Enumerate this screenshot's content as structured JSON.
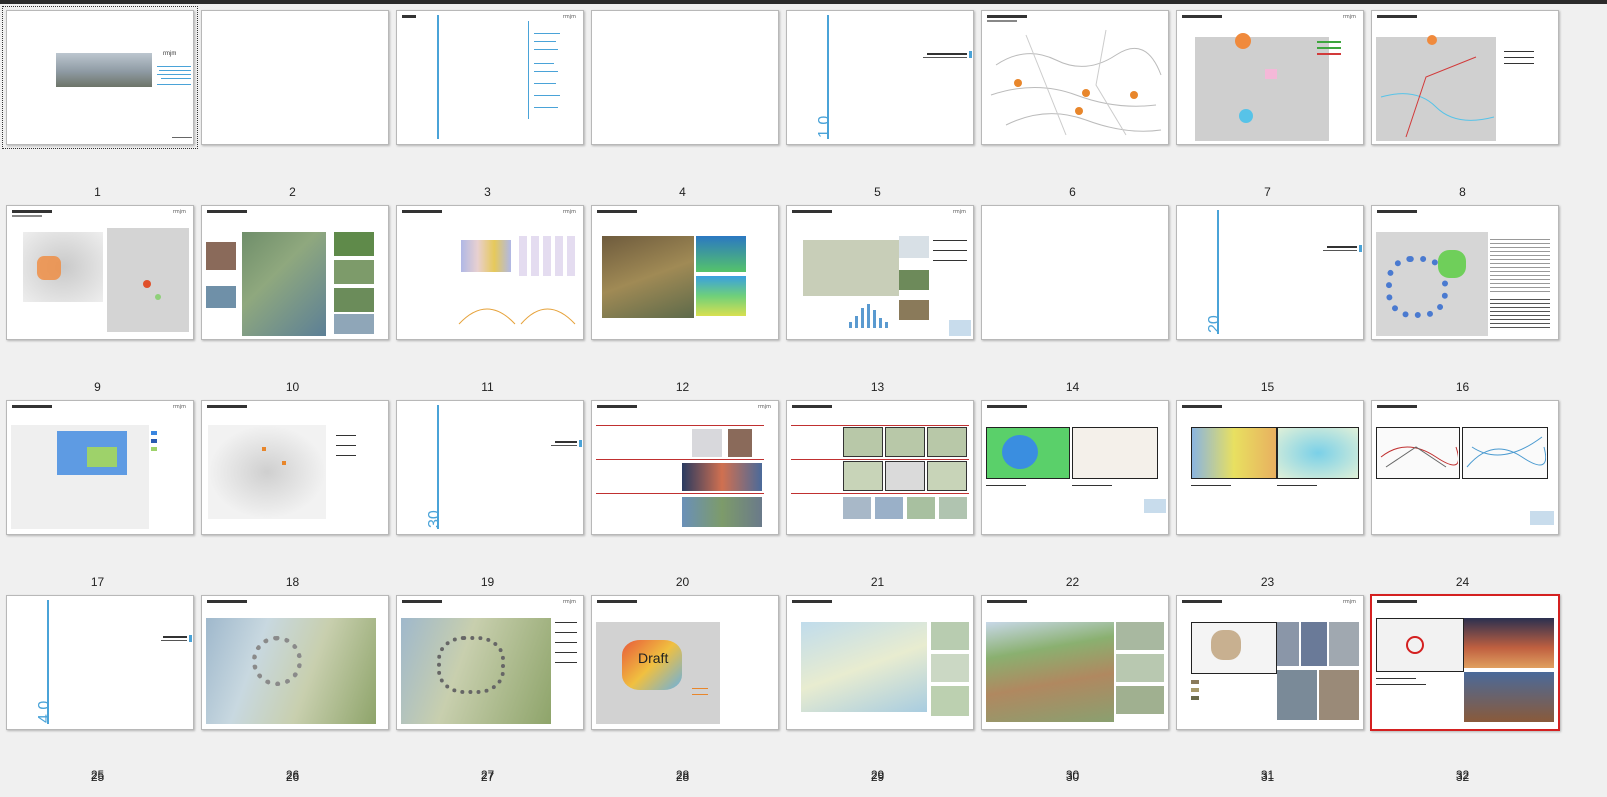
{
  "slides": [
    {
      "number": "1"
    },
    {
      "number": "2"
    },
    {
      "number": "3"
    },
    {
      "number": "4"
    },
    {
      "number": "5"
    },
    {
      "number": "6"
    },
    {
      "number": "7"
    },
    {
      "number": "8"
    },
    {
      "number": "9"
    },
    {
      "number": "10"
    },
    {
      "number": "11"
    },
    {
      "number": "12"
    },
    {
      "number": "13"
    },
    {
      "number": "14"
    },
    {
      "number": "15"
    },
    {
      "number": "16"
    },
    {
      "number": "17"
    },
    {
      "number": "18"
    },
    {
      "number": "19"
    },
    {
      "number": "20"
    },
    {
      "number": "21"
    },
    {
      "number": "22"
    },
    {
      "number": "23"
    },
    {
      "number": "24"
    },
    {
      "number": "25"
    },
    {
      "number": "26"
    },
    {
      "number": "27"
    },
    {
      "number": "28"
    },
    {
      "number": "29"
    },
    {
      "number": "30"
    },
    {
      "number": "31"
    },
    {
      "number": "32"
    }
  ],
  "slide_text": {
    "logo": "rmjm",
    "section_10": "1.0",
    "section_20": "20",
    "section_30": "30",
    "section_40": "4.0",
    "draft": "Draft"
  },
  "selection": {
    "focused": "1",
    "selected": "24"
  },
  "colors": {
    "accent": "#4aa3d8",
    "selected_border": "#d42020",
    "background": "#f0f0f0"
  }
}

** THE EXERCISE **
Reproduce the data verbatim. Do not carry any picture into the copy.

** FINAL RESULT **
Enumerate this screenshot's content as structured JSON.
{
  "slides": [
    {
      "number": "1"
    },
    {
      "number": "2"
    },
    {
      "number": "3"
    },
    {
      "number": "4"
    },
    {
      "number": "5"
    },
    {
      "number": "6"
    },
    {
      "number": "7"
    },
    {
      "number": "8"
    },
    {
      "number": "9"
    },
    {
      "number": "10"
    },
    {
      "number": "11"
    },
    {
      "number": "12"
    },
    {
      "number": "13"
    },
    {
      "number": "14"
    },
    {
      "number": "15"
    },
    {
      "number": "16"
    },
    {
      "number": "17"
    },
    {
      "number": "18"
    },
    {
      "number": "19"
    },
    {
      "number": "20"
    },
    {
      "number": "21"
    },
    {
      "number": "22"
    },
    {
      "number": "23"
    },
    {
      "number": "24"
    },
    {
      "number": "25"
    },
    {
      "number": "26"
    },
    {
      "number": "27"
    },
    {
      "number": "28"
    },
    {
      "number": "29"
    },
    {
      "number": "30"
    },
    {
      "number": "31"
    },
    {
      "number": "32"
    }
  ],
  "slide_text": {
    "logo": "rmjm",
    "section_10": "1.0",
    "section_20": "20",
    "section_30": "30",
    "section_40": "4.0",
    "draft": "Draft"
  },
  "selection": {
    "focused": "1",
    "selected": "24"
  },
  "colors": {
    "accent": "#4aa3d8",
    "selected_border": "#d42020",
    "background": "#f0f0f0"
  }
}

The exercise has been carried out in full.